* [Task details]: Each line that holds the string "denuncia" counts once; say how many such lines there are and add nothing.
╭─ Information given
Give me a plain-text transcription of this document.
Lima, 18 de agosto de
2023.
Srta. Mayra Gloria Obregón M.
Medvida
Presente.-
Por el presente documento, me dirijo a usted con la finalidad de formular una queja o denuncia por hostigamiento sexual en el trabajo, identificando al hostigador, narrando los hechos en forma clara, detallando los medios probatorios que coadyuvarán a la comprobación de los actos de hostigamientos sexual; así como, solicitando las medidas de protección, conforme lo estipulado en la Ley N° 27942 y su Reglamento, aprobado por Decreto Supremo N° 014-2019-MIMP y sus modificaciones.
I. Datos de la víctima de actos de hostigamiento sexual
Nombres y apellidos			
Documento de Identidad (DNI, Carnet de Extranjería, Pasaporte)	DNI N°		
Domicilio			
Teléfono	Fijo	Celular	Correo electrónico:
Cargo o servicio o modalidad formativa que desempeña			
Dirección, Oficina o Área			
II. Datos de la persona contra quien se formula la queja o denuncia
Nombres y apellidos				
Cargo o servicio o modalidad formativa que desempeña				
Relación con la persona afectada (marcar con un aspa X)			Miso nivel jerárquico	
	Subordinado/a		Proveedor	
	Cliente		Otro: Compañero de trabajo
╰─
* [Answer to the task]: 2